EXERCISE REQUIREMENTS
Transcribe all records exactly.

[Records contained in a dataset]

▼

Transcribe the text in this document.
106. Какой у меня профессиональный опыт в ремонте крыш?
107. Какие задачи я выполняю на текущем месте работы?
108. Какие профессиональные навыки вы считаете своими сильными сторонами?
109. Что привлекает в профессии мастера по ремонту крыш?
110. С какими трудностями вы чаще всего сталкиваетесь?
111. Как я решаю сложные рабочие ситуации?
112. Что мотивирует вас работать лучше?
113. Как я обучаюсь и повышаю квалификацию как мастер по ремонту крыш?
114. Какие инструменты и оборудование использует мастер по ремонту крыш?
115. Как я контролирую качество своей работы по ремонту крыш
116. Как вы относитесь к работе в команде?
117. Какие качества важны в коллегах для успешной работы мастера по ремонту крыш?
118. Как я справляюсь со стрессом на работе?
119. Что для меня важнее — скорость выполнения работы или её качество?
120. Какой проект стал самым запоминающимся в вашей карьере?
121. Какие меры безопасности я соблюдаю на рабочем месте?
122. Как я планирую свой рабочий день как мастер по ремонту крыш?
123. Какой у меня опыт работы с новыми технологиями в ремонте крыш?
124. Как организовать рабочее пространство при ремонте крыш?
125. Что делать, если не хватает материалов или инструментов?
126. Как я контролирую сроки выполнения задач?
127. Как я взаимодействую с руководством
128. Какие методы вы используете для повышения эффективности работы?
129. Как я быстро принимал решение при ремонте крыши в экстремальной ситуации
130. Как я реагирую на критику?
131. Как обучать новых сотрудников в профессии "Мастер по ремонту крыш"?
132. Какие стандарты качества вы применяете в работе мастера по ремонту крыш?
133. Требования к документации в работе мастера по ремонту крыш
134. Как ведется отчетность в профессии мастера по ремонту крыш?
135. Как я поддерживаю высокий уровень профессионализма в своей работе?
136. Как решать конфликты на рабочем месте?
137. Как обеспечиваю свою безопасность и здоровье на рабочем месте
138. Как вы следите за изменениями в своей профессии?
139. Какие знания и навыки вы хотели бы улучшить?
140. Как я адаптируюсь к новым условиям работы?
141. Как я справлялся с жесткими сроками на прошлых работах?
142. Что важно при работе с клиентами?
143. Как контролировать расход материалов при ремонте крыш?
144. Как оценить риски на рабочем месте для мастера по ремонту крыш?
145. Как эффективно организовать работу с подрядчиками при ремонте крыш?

▲

EXERCISE SOLUTION
Transcribe the text in this document.
106. Какой у меня профессиональный опыт в ремонте крыш?
107. Какие задачи я выполняю на текущем месте работы?
108. Какие профессиональные навыки вы считаете своими сильными сторонами?
109. Что привлекает в профессии мастера по ремонту крыш?
110. С какими трудностями вы чаще всего сталкиваетесь?
111. Как я решаю сложные рабочие ситуации?
112. Что мотивирует вас работать лучше?
113. Как я обучаюсь и повышаю квалификацию как мастер по ремонту крыш?
114. Какие инструменты и оборудование использует мастер по ремонту крыш?
115. Как я контролирую качество своей работы по ремонту крыш
116. Как вы относитесь к работе в команде?
117. Какие качества важны в коллегах для успешной работы мастера по ремонту крыш?
118. Как я справляюсь со стрессом на работе?
119. Что для меня важнее — скорость выполнения работы или её качество?
120. Какой проект стал самым запоминающимся в вашей карьере?
121. Какие меры безопасности я соблюдаю на рабочем месте?
122. Как я планирую свой рабочий день как мастер по ремонту крыш?
123. Какой у меня опыт работы с новыми технологиями в ремонте крыш?
124. Как организовать рабочее пространство при ремонте крыш?
125. Что делать, если не хватает материалов или инструментов?
126. Как я контролирую сроки выполнения задач?
127. Как я взаимодействую с руководством
128. Какие методы вы используете для повышения эффективности работы?
129. Как я быстро принимал решение при ремонте крыши в экстремальной ситуации
130. Как я реагирую на критику?
131. Как обучать новых сотрудников в профессии "Мастер по ремонту крыш"?
132. Какие стандарты качества вы применяете в работе мастера по ремонту крыш?
133. Требования к документации в работе мастера по ремонту крыш
134. Как ведется отчетность в профессии мастера по ремонту крыш?
135. Как я поддерживаю высокий уровень профессионализма в своей работе?
136. Как решать конфликты на рабочем месте?
137. Как обеспечиваю свою безопасность и здоровье на рабочем месте
138. Как вы следите за изменениями в своей профессии?
139. Какие знания и навыки вы хотели бы улучшить?
140. Как я адаптируюсь к новым условиям работы?
141. Как я справлялся с жесткими сроками на прошлых работах?
142. Что важно при работе с клиентами?
143. Как контролировать расход материалов при ремонте крыш?
144. Как оценить риски на рабочем месте для мастера по ремонту крыш?
145. Как эффективно организовать работу с подрядчиками при ремонте крыш?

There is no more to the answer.